Aim =
Collect each line containing "name".

━━━ Task material ━━━

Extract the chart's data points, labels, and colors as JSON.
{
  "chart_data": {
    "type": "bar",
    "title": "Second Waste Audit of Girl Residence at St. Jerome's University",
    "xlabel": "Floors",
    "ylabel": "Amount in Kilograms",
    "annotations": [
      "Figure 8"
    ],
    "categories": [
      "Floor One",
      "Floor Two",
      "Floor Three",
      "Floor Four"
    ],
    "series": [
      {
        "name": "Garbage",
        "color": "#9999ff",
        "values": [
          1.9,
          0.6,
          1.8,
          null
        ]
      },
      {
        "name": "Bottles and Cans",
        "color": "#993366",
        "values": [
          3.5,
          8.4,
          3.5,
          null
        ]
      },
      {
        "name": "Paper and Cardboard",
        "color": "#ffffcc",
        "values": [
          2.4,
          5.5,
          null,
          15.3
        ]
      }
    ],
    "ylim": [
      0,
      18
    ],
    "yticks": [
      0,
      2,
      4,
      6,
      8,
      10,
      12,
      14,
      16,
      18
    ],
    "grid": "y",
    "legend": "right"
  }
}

━━━

The solution =
        "name": "Garbage",
        "name": "Bottles and Cans",
        "name": "Paper and Cardboard",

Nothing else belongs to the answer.